= Given passage =
# # # # # # #

Rambus Outs HBM3 Details: 1.075 TBps of Bandwidth, 16 Channels, 16-Hi Stacks
Moar throughput!
Future GPUs are about to get a whole lot faster. Details of HBM3 have trickled out slowly, with the first vague specs coming from SK hynix. But Rambus' announcement that the company has developed a new HBM3-ready combined PHY and memory controller brings much more information to light. That includes a potential for HBM3 to reach up to 8.4 Gbps-per-pin, 1.075 TB/s of throughput, and support for up to 16 channels of memory and 16-Hi memory stacks. That's more than twice the capacity and bandwidth offered with HBM2E, portending potential radical speedups for tomorrow's GPUs and SoCs.

# # # # # # #

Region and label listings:
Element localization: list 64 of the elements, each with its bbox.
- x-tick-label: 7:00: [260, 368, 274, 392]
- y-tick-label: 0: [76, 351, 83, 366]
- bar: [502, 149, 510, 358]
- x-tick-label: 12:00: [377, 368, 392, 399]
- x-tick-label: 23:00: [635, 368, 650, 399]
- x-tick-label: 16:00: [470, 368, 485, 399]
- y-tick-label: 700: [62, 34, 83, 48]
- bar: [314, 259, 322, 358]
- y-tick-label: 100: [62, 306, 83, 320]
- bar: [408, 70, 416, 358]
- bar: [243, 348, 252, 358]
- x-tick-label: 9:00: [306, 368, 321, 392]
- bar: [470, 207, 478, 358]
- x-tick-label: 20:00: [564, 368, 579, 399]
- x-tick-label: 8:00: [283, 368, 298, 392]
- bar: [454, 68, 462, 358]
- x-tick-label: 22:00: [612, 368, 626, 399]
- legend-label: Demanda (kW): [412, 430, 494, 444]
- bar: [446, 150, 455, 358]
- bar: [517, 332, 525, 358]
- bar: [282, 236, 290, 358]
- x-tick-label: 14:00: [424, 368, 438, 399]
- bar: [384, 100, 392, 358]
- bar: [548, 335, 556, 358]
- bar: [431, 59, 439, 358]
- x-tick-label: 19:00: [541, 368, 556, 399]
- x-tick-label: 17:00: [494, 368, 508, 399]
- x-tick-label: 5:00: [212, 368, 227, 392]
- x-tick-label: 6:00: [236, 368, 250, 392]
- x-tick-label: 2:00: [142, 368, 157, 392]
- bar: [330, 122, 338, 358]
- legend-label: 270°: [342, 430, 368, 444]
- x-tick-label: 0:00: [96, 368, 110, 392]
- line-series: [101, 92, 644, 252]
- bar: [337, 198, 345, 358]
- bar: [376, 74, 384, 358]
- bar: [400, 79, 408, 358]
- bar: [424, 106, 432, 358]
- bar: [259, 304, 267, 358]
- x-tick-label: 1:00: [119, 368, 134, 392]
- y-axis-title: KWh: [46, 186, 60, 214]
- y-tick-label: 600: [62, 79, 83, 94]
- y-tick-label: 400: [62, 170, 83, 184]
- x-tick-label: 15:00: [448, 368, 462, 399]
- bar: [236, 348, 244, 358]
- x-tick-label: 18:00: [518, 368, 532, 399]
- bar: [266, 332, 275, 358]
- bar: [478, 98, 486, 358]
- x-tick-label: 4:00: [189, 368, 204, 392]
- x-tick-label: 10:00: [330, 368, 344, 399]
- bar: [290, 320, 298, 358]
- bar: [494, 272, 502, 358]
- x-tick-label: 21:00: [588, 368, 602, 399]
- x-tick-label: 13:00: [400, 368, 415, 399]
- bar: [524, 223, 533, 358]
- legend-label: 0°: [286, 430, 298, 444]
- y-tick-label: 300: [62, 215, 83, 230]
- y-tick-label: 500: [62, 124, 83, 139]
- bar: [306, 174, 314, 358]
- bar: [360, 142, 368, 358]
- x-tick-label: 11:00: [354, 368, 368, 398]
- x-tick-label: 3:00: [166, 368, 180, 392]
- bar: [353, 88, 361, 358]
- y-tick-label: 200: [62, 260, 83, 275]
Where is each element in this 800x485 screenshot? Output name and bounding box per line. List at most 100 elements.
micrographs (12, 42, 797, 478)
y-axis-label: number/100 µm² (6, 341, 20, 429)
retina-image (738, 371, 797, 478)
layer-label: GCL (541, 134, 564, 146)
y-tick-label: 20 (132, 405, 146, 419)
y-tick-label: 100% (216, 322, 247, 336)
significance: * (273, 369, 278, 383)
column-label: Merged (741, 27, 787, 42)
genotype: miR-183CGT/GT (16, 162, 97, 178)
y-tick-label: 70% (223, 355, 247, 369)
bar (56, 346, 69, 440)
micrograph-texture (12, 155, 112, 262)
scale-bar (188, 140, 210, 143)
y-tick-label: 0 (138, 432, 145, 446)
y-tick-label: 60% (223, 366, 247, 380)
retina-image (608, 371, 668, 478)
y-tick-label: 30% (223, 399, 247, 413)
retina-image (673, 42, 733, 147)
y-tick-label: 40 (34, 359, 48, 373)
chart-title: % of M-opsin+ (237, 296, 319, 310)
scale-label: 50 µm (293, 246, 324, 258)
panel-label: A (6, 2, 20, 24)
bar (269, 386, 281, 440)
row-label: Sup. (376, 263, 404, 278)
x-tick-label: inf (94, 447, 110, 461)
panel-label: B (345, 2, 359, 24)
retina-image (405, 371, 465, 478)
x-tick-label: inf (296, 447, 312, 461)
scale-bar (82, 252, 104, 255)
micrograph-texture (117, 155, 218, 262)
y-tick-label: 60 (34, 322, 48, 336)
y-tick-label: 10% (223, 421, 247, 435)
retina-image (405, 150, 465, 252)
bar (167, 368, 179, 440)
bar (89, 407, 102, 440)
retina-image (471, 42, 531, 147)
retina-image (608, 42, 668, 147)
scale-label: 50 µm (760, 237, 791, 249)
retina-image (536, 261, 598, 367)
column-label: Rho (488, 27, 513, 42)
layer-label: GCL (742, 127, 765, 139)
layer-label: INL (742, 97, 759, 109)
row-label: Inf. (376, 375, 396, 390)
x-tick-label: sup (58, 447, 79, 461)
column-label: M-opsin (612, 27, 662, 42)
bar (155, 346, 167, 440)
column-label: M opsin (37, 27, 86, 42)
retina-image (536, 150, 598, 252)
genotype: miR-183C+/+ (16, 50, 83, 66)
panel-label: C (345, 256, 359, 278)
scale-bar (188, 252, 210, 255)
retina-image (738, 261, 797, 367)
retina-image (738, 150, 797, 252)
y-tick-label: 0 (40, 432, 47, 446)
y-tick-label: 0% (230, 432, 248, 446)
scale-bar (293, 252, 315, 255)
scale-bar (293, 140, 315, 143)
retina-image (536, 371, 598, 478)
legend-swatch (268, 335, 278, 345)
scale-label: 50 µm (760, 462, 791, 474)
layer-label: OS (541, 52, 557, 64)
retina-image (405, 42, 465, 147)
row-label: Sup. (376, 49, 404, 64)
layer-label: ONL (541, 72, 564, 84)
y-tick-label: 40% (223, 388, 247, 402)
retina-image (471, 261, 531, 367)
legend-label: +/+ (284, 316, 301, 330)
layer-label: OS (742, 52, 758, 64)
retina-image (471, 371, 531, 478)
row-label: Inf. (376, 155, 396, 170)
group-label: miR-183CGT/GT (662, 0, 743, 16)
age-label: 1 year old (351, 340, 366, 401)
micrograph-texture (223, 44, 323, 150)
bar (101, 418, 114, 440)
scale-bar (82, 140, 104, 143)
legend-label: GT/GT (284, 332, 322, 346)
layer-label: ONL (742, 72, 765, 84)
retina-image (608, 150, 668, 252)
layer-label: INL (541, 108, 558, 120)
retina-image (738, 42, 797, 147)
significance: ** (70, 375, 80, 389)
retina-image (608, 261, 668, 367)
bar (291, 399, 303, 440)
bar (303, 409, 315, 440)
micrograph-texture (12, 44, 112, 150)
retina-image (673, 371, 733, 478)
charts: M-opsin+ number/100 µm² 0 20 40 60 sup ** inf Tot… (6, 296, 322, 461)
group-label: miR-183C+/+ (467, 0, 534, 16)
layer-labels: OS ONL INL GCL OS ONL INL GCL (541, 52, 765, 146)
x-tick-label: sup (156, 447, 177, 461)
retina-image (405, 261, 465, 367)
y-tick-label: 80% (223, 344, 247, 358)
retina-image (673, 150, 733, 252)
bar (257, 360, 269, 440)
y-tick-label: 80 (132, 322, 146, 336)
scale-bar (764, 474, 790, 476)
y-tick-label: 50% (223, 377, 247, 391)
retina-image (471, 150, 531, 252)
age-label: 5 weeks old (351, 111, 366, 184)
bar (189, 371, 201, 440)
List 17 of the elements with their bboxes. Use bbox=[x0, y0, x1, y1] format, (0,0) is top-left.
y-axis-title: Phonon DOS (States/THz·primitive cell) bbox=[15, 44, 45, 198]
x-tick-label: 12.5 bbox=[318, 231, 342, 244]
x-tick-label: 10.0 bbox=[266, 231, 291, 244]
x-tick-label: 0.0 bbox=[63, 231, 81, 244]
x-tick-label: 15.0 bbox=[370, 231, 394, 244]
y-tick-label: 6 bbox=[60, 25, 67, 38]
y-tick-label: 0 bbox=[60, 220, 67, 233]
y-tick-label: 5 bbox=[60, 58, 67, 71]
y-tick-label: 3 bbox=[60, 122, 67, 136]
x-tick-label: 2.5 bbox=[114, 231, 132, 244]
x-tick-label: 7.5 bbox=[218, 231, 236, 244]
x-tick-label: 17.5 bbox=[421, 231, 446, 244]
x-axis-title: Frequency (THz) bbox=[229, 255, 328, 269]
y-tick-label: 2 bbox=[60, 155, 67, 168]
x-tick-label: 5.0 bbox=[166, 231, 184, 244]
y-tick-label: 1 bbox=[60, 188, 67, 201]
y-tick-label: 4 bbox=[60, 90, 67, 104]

# # # # # # #

= Required tasks =
A. Translate this sentence from the HBM3 article into Spanish: "Future GPUs are about to get a whole lot faster."
B. Please reproduce the entries from their first line through the line that contains "- x-tick-label: 16:00: [470, 368, 485, 399]", including both ends.
The HBM3 article and the entries have no connection to each other.

= Outputs by task =
A. Las futuras GPU están a punto de volverse mucho más rápidas.

B.
Element localization: list 64 of the elements, each with its bbox.
- x-tick-label: 7:00: [260, 368, 274, 392]
- y-tick-label: 0: [76, 351, 83, 366]
- bar: [502, 149, 510, 358]
- x-tick-label: 12:00: [377, 368, 392, 399]
- x-tick-label: 23:00: [635, 368, 650, 399]
- x-tick-label: 16:00: [470, 368, 485, 399]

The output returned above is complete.